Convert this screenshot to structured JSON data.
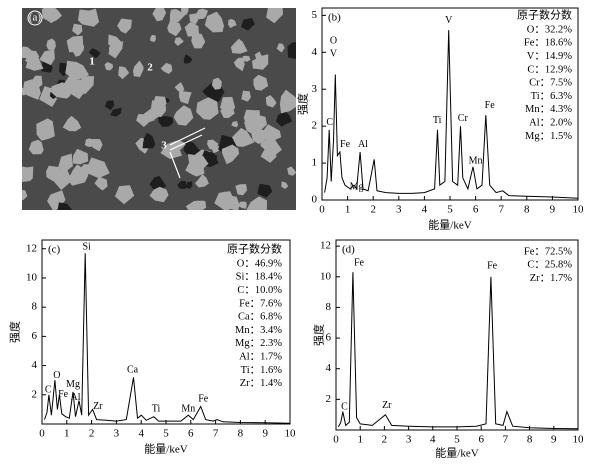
{
  "image": {
    "panel_label": "(a)",
    "markers": [
      "1",
      "2",
      "3"
    ]
  },
  "chart_data": [
    {
      "type": "line",
      "panel_label": "(b)",
      "xlabel": "能量/keV",
      "ylabel": "强度",
      "color": "#000000",
      "xlim": [
        0,
        10
      ],
      "ylim": [
        0,
        5.2
      ],
      "xticks": [
        0,
        1,
        2,
        3,
        4,
        5,
        6,
        7,
        8,
        9,
        10
      ],
      "yticks": [
        0,
        1,
        2,
        3,
        4,
        5
      ],
      "x": [
        0.1,
        0.2,
        0.28,
        0.36,
        0.45,
        0.52,
        0.6,
        0.7,
        0.78,
        0.9,
        1.1,
        1.25,
        1.35,
        1.49,
        1.6,
        1.8,
        2.04,
        2.15,
        2.5,
        3.0,
        3.5,
        4.0,
        4.4,
        4.51,
        4.6,
        4.8,
        4.95,
        5.1,
        5.3,
        5.41,
        5.5,
        5.7,
        5.9,
        6.05,
        6.25,
        6.4,
        6.55,
        6.8,
        7.06,
        7.3,
        8.0,
        9.0,
        10.0
      ],
      "y": [
        0.2,
        0.6,
        1.9,
        0.5,
        1.6,
        3.4,
        1.2,
        1.3,
        0.6,
        0.4,
        0.3,
        0.4,
        0.3,
        1.3,
        0.3,
        0.25,
        1.1,
        0.25,
        0.2,
        0.18,
        0.18,
        0.2,
        0.3,
        1.9,
        0.4,
        0.5,
        4.6,
        0.5,
        0.4,
        2.0,
        0.6,
        0.3,
        0.9,
        0.3,
        0.4,
        2.3,
        0.4,
        0.2,
        0.25,
        0.12,
        0.1,
        0.08,
        0.05
      ],
      "composition_title": "原子数分数",
      "composition": [
        "O：32.2%",
        "Fe：18.6%",
        "V：14.9%",
        "C：12.9%",
        "Cr：7.5%",
        "Ti：6.3%",
        "Mn：4.3%",
        "Al：2.0%",
        "Mg：1.5%"
      ],
      "annotations": [
        {
          "text": "O",
          "x": 0.45,
          "y": 4.3
        },
        {
          "text": "V",
          "x": 0.45,
          "y": 3.95
        },
        {
          "text": "C",
          "x": 0.3,
          "y": 2.1
        },
        {
          "text": "Fe",
          "x": 0.9,
          "y": 1.5
        },
        {
          "text": "Al",
          "x": 1.6,
          "y": 1.5
        },
        {
          "text": "Mg",
          "x": 1.35,
          "y": 0.35
        },
        {
          "text": "Ti",
          "x": 4.5,
          "y": 2.15
        },
        {
          "text": "V",
          "x": 4.95,
          "y": 4.85
        },
        {
          "text": "Cr",
          "x": 5.5,
          "y": 2.2
        },
        {
          "text": "Mn",
          "x": 6.0,
          "y": 1.05
        },
        {
          "text": "Fe",
          "x": 6.55,
          "y": 2.55
        }
      ]
    },
    {
      "type": "line",
      "panel_label": "(c)",
      "xlabel": "能量/keV",
      "ylabel": "强度",
      "color": "#000000",
      "xlim": [
        0,
        10
      ],
      "ylim": [
        0,
        12.6
      ],
      "xticks": [
        0,
        1,
        2,
        3,
        4,
        5,
        6,
        7,
        8,
        9,
        10
      ],
      "yticks": [
        2,
        4,
        6,
        8,
        10,
        12
      ],
      "x": [
        0.1,
        0.2,
        0.28,
        0.38,
        0.52,
        0.62,
        0.7,
        0.8,
        0.95,
        1.1,
        1.25,
        1.35,
        1.49,
        1.6,
        1.74,
        1.88,
        2.04,
        2.2,
        2.6,
        3.0,
        3.4,
        3.69,
        3.85,
        4.01,
        4.2,
        4.51,
        4.7,
        5.2,
        5.6,
        5.9,
        6.1,
        6.4,
        6.6,
        6.9,
        7.06,
        7.3,
        8,
        9,
        10
      ],
      "y": [
        0.3,
        0.8,
        2.0,
        0.6,
        3.0,
        1.0,
        2.0,
        0.7,
        0.5,
        0.4,
        2.2,
        0.5,
        1.6,
        0.6,
        11.7,
        0.6,
        1.0,
        0.3,
        0.25,
        0.2,
        0.3,
        3.2,
        0.4,
        0.6,
        0.25,
        0.5,
        0.2,
        0.2,
        0.2,
        0.6,
        0.3,
        1.2,
        0.3,
        0.2,
        0.3,
        0.15,
        0.1,
        0.08,
        0.05
      ],
      "composition_title": "原子数分数",
      "composition": [
        "O：46.9%",
        "Si：18.4%",
        "C：10.0%",
        "Fe：7.6%",
        "Ca：6.8%",
        "Mn：3.4%",
        "Mg：2.3%",
        "Al：1.7%",
        "Ti：1.6%",
        "Zr：1.4%"
      ],
      "annotations": [
        {
          "text": "Si",
          "x": 1.8,
          "y": 12.1
        },
        {
          "text": "O",
          "x": 0.6,
          "y": 3.3
        },
        {
          "text": "C",
          "x": 0.25,
          "y": 2.3
        },
        {
          "text": "Fe",
          "x": 0.85,
          "y": 2.0
        },
        {
          "text": "Mg",
          "x": 1.25,
          "y": 2.7
        },
        {
          "text": "Al",
          "x": 1.35,
          "y": 1.8
        },
        {
          "text": "Zr",
          "x": 2.25,
          "y": 1.2
        },
        {
          "text": "Ca",
          "x": 3.65,
          "y": 3.7
        },
        {
          "text": "Ti",
          "x": 4.6,
          "y": 1.0
        },
        {
          "text": "Mn",
          "x": 5.9,
          "y": 1.0
        },
        {
          "text": "Fe",
          "x": 6.5,
          "y": 1.7
        }
      ]
    },
    {
      "type": "line",
      "panel_label": "(d)",
      "xlabel": "能量/keV",
      "ylabel": "强度",
      "color": "#000000",
      "xlim": [
        0,
        10
      ],
      "ylim": [
        0,
        12.4
      ],
      "xticks": [
        0,
        1,
        2,
        3,
        4,
        5,
        6,
        7,
        8,
        9,
        10
      ],
      "yticks": [
        2,
        4,
        6,
        8,
        10,
        12
      ],
      "x": [
        0.1,
        0.2,
        0.28,
        0.4,
        0.55,
        0.7,
        0.85,
        1.0,
        1.5,
        2.04,
        2.3,
        3,
        4,
        5,
        5.8,
        6.2,
        6.4,
        6.6,
        6.9,
        7.06,
        7.3,
        8,
        9,
        10
      ],
      "y": [
        0.2,
        0.5,
        1.2,
        0.3,
        0.5,
        10.3,
        0.8,
        0.4,
        0.3,
        1.0,
        0.3,
        0.25,
        0.2,
        0.2,
        0.25,
        0.4,
        10.0,
        0.4,
        0.3,
        1.2,
        0.25,
        0.15,
        0.1,
        0.08
      ],
      "composition": [
        "Fe：72.5%",
        "C：25.8%",
        "Zr：1.7%"
      ],
      "annotations": [
        {
          "text": "Fe",
          "x": 0.95,
          "y": 10.9
        },
        {
          "text": "C",
          "x": 0.35,
          "y": 1.5
        },
        {
          "text": "Zr",
          "x": 2.1,
          "y": 1.6
        },
        {
          "text": "Fe",
          "x": 6.45,
          "y": 10.7
        }
      ]
    }
  ]
}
--------
What you should do → Skipping the pictures, transcribe each line above exactly as it appears.

Exercise output →
Convert this screenshot to structured JSON data.
{
  "image": {
    "panel_label": "(a)",
    "markers": [
      "1",
      "2",
      "3"
    ]
  },
  "chart_data": [
    {
      "type": "line",
      "panel_label": "(b)",
      "xlabel": "能量/keV",
      "ylabel": "强度",
      "color": "#000000",
      "xlim": [
        0,
        10
      ],
      "ylim": [
        0,
        5.2
      ],
      "xticks": [
        0,
        1,
        2,
        3,
        4,
        5,
        6,
        7,
        8,
        9,
        10
      ],
      "yticks": [
        0,
        1,
        2,
        3,
        4,
        5
      ],
      "x": [
        0.1,
        0.2,
        0.28,
        0.36,
        0.45,
        0.52,
        0.6,
        0.7,
        0.78,
        0.9,
        1.1,
        1.25,
        1.35,
        1.49,
        1.6,
        1.8,
        2.04,
        2.15,
        2.5,
        3.0,
        3.5,
        4.0,
        4.4,
        4.51,
        4.6,
        4.8,
        4.95,
        5.1,
        5.3,
        5.41,
        5.5,
        5.7,
        5.9,
        6.05,
        6.25,
        6.4,
        6.55,
        6.8,
        7.06,
        7.3,
        8.0,
        9.0,
        10.0
      ],
      "y": [
        0.2,
        0.6,
        1.9,
        0.5,
        1.6,
        3.4,
        1.2,
        1.3,
        0.6,
        0.4,
        0.3,
        0.4,
        0.3,
        1.3,
        0.3,
        0.25,
        1.1,
        0.25,
        0.2,
        0.18,
        0.18,
        0.2,
        0.3,
        1.9,
        0.4,
        0.5,
        4.6,
        0.5,
        0.4,
        2.0,
        0.6,
        0.3,
        0.9,
        0.3,
        0.4,
        2.3,
        0.4,
        0.2,
        0.25,
        0.12,
        0.1,
        0.08,
        0.05
      ],
      "composition_title": "原子数分数",
      "composition": [
        "O：32.2%",
        "Fe：18.6%",
        "V：14.9%",
        "C：12.9%",
        "Cr：7.5%",
        "Ti：6.3%",
        "Mn：4.3%",
        "Al：2.0%",
        "Mg：1.5%"
      ],
      "annotations": [
        {
          "text": "O",
          "x": 0.45,
          "y": 4.3
        },
        {
          "text": "V",
          "x": 0.45,
          "y": 3.95
        },
        {
          "text": "C",
          "x": 0.3,
          "y": 2.1
        },
        {
          "text": "Fe",
          "x": 0.9,
          "y": 1.5
        },
        {
          "text": "Al",
          "x": 1.6,
          "y": 1.5
        },
        {
          "text": "Mg",
          "x": 1.35,
          "y": 0.35
        },
        {
          "text": "Ti",
          "x": 4.5,
          "y": 2.15
        },
        {
          "text": "V",
          "x": 4.95,
          "y": 4.85
        },
        {
          "text": "Cr",
          "x": 5.5,
          "y": 2.2
        },
        {
          "text": "Mn",
          "x": 6.0,
          "y": 1.05
        },
        {
          "text": "Fe",
          "x": 6.55,
          "y": 2.55
        }
      ]
    },
    {
      "type": "line",
      "panel_label": "(c)",
      "xlabel": "能量/keV",
      "ylabel": "强度",
      "color": "#000000",
      "xlim": [
        0,
        10
      ],
      "ylim": [
        0,
        12.6
      ],
      "xticks": [
        0,
        1,
        2,
        3,
        4,
        5,
        6,
        7,
        8,
        9,
        10
      ],
      "yticks": [
        2,
        4,
        6,
        8,
        10,
        12
      ],
      "x": [
        0.1,
        0.2,
        0.28,
        0.38,
        0.52,
        0.62,
        0.7,
        0.8,
        0.95,
        1.1,
        1.25,
        1.35,
        1.49,
        1.6,
        1.74,
        1.88,
        2.04,
        2.2,
        2.6,
        3.0,
        3.4,
        3.69,
        3.85,
        4.01,
        4.2,
        4.51,
        4.7,
        5.2,
        5.6,
        5.9,
        6.1,
        6.4,
        6.6,
        6.9,
        7.06,
        7.3,
        8,
        9,
        10
      ],
      "y": [
        0.3,
        0.8,
        2.0,
        0.6,
        3.0,
        1.0,
        2.0,
        0.7,
        0.5,
        0.4,
        2.2,
        0.5,
        1.6,
        0.6,
        11.7,
        0.6,
        1.0,
        0.3,
        0.25,
        0.2,
        0.3,
        3.2,
        0.4,
        0.6,
        0.25,
        0.5,
        0.2,
        0.2,
        0.2,
        0.6,
        0.3,
        1.2,
        0.3,
        0.2,
        0.3,
        0.15,
        0.1,
        0.08,
        0.05
      ],
      "composition_title": "原子数分数",
      "composition": [
        "O：46.9%",
        "Si：18.4%",
        "C：10.0%",
        "Fe：7.6%",
        "Ca：6.8%",
        "Mn：3.4%",
        "Mg：2.3%",
        "Al：1.7%",
        "Ti：1.6%",
        "Zr：1.4%"
      ],
      "annotations": [
        {
          "text": "Si",
          "x": 1.8,
          "y": 12.1
        },
        {
          "text": "O",
          "x": 0.6,
          "y": 3.3
        },
        {
          "text": "C",
          "x": 0.25,
          "y": 2.3
        },
        {
          "text": "Fe",
          "x": 0.85,
          "y": 2.0
        },
        {
          "text": "Mg",
          "x": 1.25,
          "y": 2.7
        },
        {
          "text": "Al",
          "x": 1.35,
          "y": 1.8
        },
        {
          "text": "Zr",
          "x": 2.25,
          "y": 1.2
        },
        {
          "text": "Ca",
          "x": 3.65,
          "y": 3.7
        },
        {
          "text": "Ti",
          "x": 4.6,
          "y": 1.0
        },
        {
          "text": "Mn",
          "x": 5.9,
          "y": 1.0
        },
        {
          "text": "Fe",
          "x": 6.5,
          "y": 1.7
        }
      ]
    },
    {
      "type": "line",
      "panel_label": "(d)",
      "xlabel": "能量/keV",
      "ylabel": "强度",
      "color": "#000000",
      "xlim": [
        0,
        10
      ],
      "ylim": [
        0,
        12.4
      ],
      "xticks": [
        0,
        1,
        2,
        3,
        4,
        5,
        6,
        7,
        8,
        9,
        10
      ],
      "yticks": [
        2,
        4,
        6,
        8,
        10,
        12
      ],
      "x": [
        0.1,
        0.2,
        0.28,
        0.4,
        0.55,
        0.7,
        0.85,
        1.0,
        1.5,
        2.04,
        2.3,
        3,
        4,
        5,
        5.8,
        6.2,
        6.4,
        6.6,
        6.9,
        7.06,
        7.3,
        8,
        9,
        10
      ],
      "y": [
        0.2,
        0.5,
        1.2,
        0.3,
        0.5,
        10.3,
        0.8,
        0.4,
        0.3,
        1.0,
        0.3,
        0.25,
        0.2,
        0.2,
        0.25,
        0.4,
        10.0,
        0.4,
        0.3,
        1.2,
        0.25,
        0.15,
        0.1,
        0.08
      ],
      "composition": [
        "Fe：72.5%",
        "C：25.8%",
        "Zr：1.7%"
      ],
      "annotations": [
        {
          "text": "Fe",
          "x": 0.95,
          "y": 10.9
        },
        {
          "text": "C",
          "x": 0.35,
          "y": 1.5
        },
        {
          "text": "Zr",
          "x": 2.1,
          "y": 1.6
        },
        {
          "text": "Fe",
          "x": 6.45,
          "y": 10.7
        }
      ]
    }
  ]
}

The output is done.